----- Extracted material
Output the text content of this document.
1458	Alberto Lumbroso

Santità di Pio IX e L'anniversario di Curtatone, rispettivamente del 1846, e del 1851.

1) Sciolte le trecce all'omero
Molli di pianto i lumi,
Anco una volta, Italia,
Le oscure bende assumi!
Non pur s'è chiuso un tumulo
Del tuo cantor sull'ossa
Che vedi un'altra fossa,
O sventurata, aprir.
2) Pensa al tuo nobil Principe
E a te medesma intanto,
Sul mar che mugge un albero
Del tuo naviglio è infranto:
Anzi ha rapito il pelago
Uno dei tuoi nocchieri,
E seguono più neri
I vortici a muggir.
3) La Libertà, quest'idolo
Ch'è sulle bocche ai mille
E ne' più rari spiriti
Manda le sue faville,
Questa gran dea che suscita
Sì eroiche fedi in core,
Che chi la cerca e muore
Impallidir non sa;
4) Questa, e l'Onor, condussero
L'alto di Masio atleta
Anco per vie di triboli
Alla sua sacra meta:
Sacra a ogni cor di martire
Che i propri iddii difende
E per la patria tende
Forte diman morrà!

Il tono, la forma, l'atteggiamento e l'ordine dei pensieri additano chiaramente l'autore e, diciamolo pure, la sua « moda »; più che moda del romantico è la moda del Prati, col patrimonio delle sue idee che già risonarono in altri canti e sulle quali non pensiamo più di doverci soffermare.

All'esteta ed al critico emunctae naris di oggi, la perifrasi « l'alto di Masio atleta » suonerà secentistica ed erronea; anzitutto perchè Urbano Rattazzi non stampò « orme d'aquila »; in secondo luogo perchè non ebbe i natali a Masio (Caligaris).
----------
■ **Problem statement**
Scan the lines for the string "atleta". Copy out each line that matches.

■ **Answer to this exercise**
L'alto di Masio atleta
All'esteta ed al critico emunctae naris di oggi, la perifrasi « l'alto di Masio atleta » suonerà secentistica ed erronea; anzitutto perchè Urbano Rattazzi non stampò « orme d'aquila »; in secondo luogo perchè non ebbe i natali a Masio (Caligaris).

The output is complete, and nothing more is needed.